DATA SUPPLIED =>
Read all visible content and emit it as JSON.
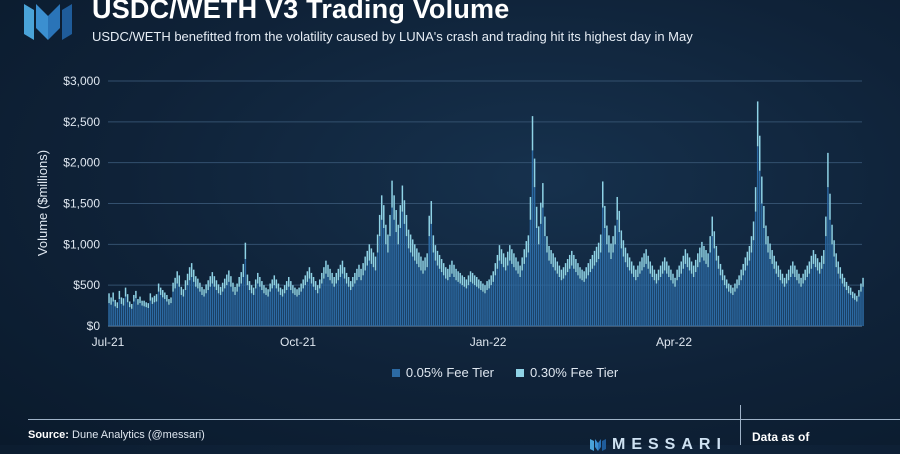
{
  "header": {
    "title": "USDC/WETH V3 Trading Volume",
    "subtitle": "USDC/WETH benefitted from the volatility caused by LUNA's crash and trading hit its highest day in May"
  },
  "colors": {
    "fee_005": "#2c6aa3",
    "fee_030": "#8fd3e6",
    "grid": "#33506e",
    "text": "#dfe7f0"
  },
  "footer": {
    "source_label": "Source:",
    "source_text": "Dune Analytics (@messari)",
    "brand": "MESSARI",
    "date_label": "Data as of"
  },
  "chart_data": {
    "type": "bar",
    "stacked": true,
    "ylabel": "Volume ($millions)",
    "ylim": [
      0,
      3000
    ],
    "yticks": [
      "$0",
      "$500",
      "$1,000",
      "$1,500",
      "$2,000",
      "$2,500",
      "$3,000"
    ],
    "ytick_values": [
      0,
      500,
      1000,
      1500,
      2000,
      2500,
      3000
    ],
    "x_ticks": [
      {
        "label": "Jul-21",
        "date": "2021-07-01"
      },
      {
        "label": "Oct-21",
        "date": "2021-10-01"
      },
      {
        "label": "Jan-22",
        "date": "2022-01-01"
      },
      {
        "label": "Apr-22",
        "date": "2022-04-01"
      }
    ],
    "x_range": [
      "2021-07-01",
      "2022-06-30"
    ],
    "grid": true,
    "legend_position": "bottom-center",
    "series": [
      {
        "name": "0.05% Fee Tier",
        "color": "#2c6aa3"
      },
      {
        "name": "0.30% Fee Tier",
        "color": "#8fd3e6"
      }
    ],
    "monthly_profile": [
      {
        "month": "2021-07",
        "fee_005": [
          280,
          260,
          300,
          240,
          220,
          330,
          270,
          250,
          360,
          290,
          230,
          210,
          300,
          340,
          260,
          280,
          250,
          240,
          230,
          220,
          310,
          270,
          290,
          300,
          420,
          380,
          350,
          330,
          300,
          260,
          280
        ],
        "fee_030": [
          120,
          90,
          110,
          80,
          70,
          100,
          80,
          90,
          110,
          100,
          70,
          60,
          80,
          90,
          70,
          80,
          60,
          70,
          60,
          60,
          90,
          80,
          80,
          90,
          100,
          90,
          90,
          80,
          80,
          70,
          70
        ]
      },
      {
        "month": "2021-08",
        "fee_005": [
          420,
          460,
          520,
          480,
          380,
          360,
          440,
          500,
          560,
          600,
          540,
          480,
          460,
          420,
          380,
          360,
          400,
          440,
          480,
          520,
          480,
          440,
          400,
          380,
          420,
          460,
          500,
          540,
          480,
          420,
          380
        ],
        "fee_030": [
          110,
          130,
          150,
          140,
          100,
          90,
          120,
          140,
          160,
          170,
          150,
          130,
          120,
          110,
          100,
          90,
          110,
          120,
          130,
          140,
          130,
          120,
          110,
          100,
          110,
          120,
          130,
          140,
          130,
          110,
          100
        ]
      },
      {
        "month": "2021-09",
        "fee_005": [
          420,
          480,
          520,
          600,
          820,
          500,
          440,
          400,
          380,
          460,
          520,
          480,
          440,
          400,
          380,
          360,
          420,
          460,
          500,
          460,
          420,
          380,
          360,
          400,
          440,
          480,
          440,
          400,
          380,
          360
        ],
        "fee_030": [
          100,
          120,
          140,
          160,
          200,
          130,
          110,
          100,
          90,
          110,
          130,
          120,
          110,
          100,
          90,
          90,
          100,
          110,
          120,
          110,
          100,
          90,
          90,
          100,
          110,
          120,
          110,
          100,
          90,
          90
        ]
      },
      {
        "month": "2021-10",
        "fee_005": [
          380,
          420,
          460,
          500,
          540,
          580,
          520,
          480,
          440,
          400,
          460,
          520,
          580,
          640,
          600,
          560,
          520,
          480,
          520,
          560,
          600,
          640,
          580,
          520,
          480,
          440,
          480,
          520,
          560,
          600,
          560
        ],
        "fee_030": [
          90,
          100,
          110,
          120,
          130,
          140,
          130,
          120,
          110,
          100,
          110,
          130,
          140,
          160,
          150,
          140,
          130,
          120,
          130,
          140,
          150,
          160,
          140,
          130,
          120,
          110,
          120,
          130,
          140,
          150,
          140
        ]
      },
      {
        "month": "2021-11",
        "fee_005": [
          620,
          680,
          740,
          800,
          760,
          720,
          680,
          900,
          1100,
          1300,
          1200,
          1000,
          900,
          1100,
          1450,
          1300,
          1150,
          1000,
          1200,
          1400,
          1250,
          1100,
          950,
          900,
          850,
          800,
          760,
          720,
          680,
          640
        ],
        "fee_030": [
          150,
          170,
          180,
          200,
          190,
          180,
          170,
          220,
          260,
          300,
          280,
          240,
          220,
          260,
          330,
          300,
          270,
          240,
          280,
          320,
          290,
          260,
          230,
          220,
          210,
          200,
          190,
          180,
          170,
          160
        ]
      },
      {
        "month": "2021-12",
        "fee_005": [
          680,
          720,
          1100,
          1250,
          900,
          800,
          740,
          700,
          660,
          620,
          580,
          560,
          600,
          640,
          600,
          560,
          540,
          520,
          500,
          480,
          460,
          500,
          540,
          520,
          500,
          480,
          460,
          440,
          420,
          400,
          440
        ],
        "fee_030": [
          160,
          170,
          250,
          280,
          210,
          190,
          180,
          170,
          160,
          150,
          140,
          140,
          150,
          160,
          150,
          140,
          130,
          130,
          120,
          120,
          110,
          120,
          130,
          130,
          120,
          120,
          110,
          110,
          100,
          100,
          110
        ]
      },
      {
        "month": "2022-01",
        "fee_005": [
          460,
          500,
          540,
          620,
          700,
          800,
          760,
          720,
          680,
          740,
          800,
          760,
          720,
          680,
          640,
          600,
          680,
          760,
          840,
          900,
          1300,
          2150,
          1700,
          1200,
          1000,
          1250,
          1450,
          1100,
          900,
          800,
          760
        ],
        "fee_030": [
          110,
          120,
          130,
          150,
          170,
          190,
          180,
          170,
          160,
          170,
          190,
          180,
          170,
          160,
          150,
          140,
          160,
          180,
          200,
          210,
          280,
          420,
          350,
          260,
          220,
          260,
          300,
          240,
          200,
          180,
          170
        ]
      },
      {
        "month": "2022-02",
        "fee_005": [
          720,
          680,
          640,
          600,
          560,
          580,
          620,
          660,
          700,
          740,
          700,
          660,
          620,
          580,
          560,
          540,
          580,
          620,
          660,
          700,
          740,
          780,
          820,
          900,
          1450,
          1200,
          1000,
          900,
          820
        ],
        "fee_030": [
          170,
          160,
          150,
          140,
          130,
          140,
          150,
          160,
          170,
          180,
          170,
          160,
          150,
          140,
          130,
          130,
          140,
          150,
          160,
          170,
          180,
          190,
          200,
          220,
          320,
          270,
          230,
          210,
          190
        ]
      },
      {
        "month": "2022-03",
        "fee_005": [
          900,
          1000,
          1300,
          1150,
          950,
          850,
          780,
          720,
          680,
          640,
          600,
          560,
          600,
          640,
          680,
          720,
          760,
          700,
          640,
          600,
          560,
          520,
          560,
          600,
          640,
          680,
          640,
          600,
          560,
          520,
          480
        ],
        "fee_030": [
          200,
          230,
          280,
          260,
          220,
          200,
          180,
          170,
          160,
          150,
          140,
          130,
          140,
          150,
          160,
          170,
          180,
          160,
          150,
          140,
          130,
          120,
          130,
          140,
          150,
          160,
          150,
          140,
          130,
          120,
          110
        ]
      },
      {
        "month": "2022-04",
        "fee_005": [
          560,
          600,
          640,
          700,
          760,
          720,
          680,
          640,
          600,
          660,
          720,
          780,
          840,
          800,
          760,
          720,
          900,
          1100,
          950,
          800,
          700,
          620,
          560,
          500,
          460,
          420,
          400,
          380,
          420,
          460
        ],
        "fee_030": [
          130,
          140,
          150,
          160,
          180,
          170,
          160,
          150,
          140,
          150,
          170,
          180,
          190,
          180,
          170,
          170,
          200,
          240,
          210,
          180,
          160,
          140,
          130,
          120,
          110,
          100,
          100,
          90,
          100,
          110
        ]
      },
      {
        "month": "2022-05",
        "fee_005": [
          500,
          560,
          620,
          680,
          740,
          800,
          900,
          1050,
          1400,
          2200,
          1900,
          1500,
          1200,
          1000,
          900,
          820,
          760,
          700,
          640,
          600,
          560,
          520,
          480,
          520,
          560,
          600,
          640,
          600,
          560,
          520,
          480
        ],
        "fee_030": [
          120,
          130,
          140,
          160,
          170,
          180,
          200,
          230,
          300,
          550,
          430,
          330,
          270,
          230,
          200,
          190,
          170,
          160,
          150,
          140,
          130,
          120,
          110,
          120,
          130,
          140,
          150,
          140,
          130,
          120,
          110
        ]
      },
      {
        "month": "2022-06",
        "fee_005": [
          520,
          560,
          600,
          640,
          700,
          760,
          720,
          680,
          640,
          700,
          760,
          1100,
          1700,
          1300,
          1000,
          850,
          720,
          640,
          580,
          520,
          480,
          440,
          400,
          380,
          340,
          320,
          300,
          360,
          420,
          480
        ],
        "fee_030": [
          120,
          130,
          140,
          150,
          160,
          170,
          160,
          150,
          140,
          160,
          170,
          240,
          420,
          320,
          240,
          200,
          170,
          150,
          140,
          120,
          110,
          100,
          90,
          90,
          80,
          80,
          70,
          80,
          100,
          110
        ]
      }
    ]
  }
}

WHAT YOU SHOULD DO => Find every line of the data that holds the string "WETH", then say how many there are and nothing else.

THE REPLY => 2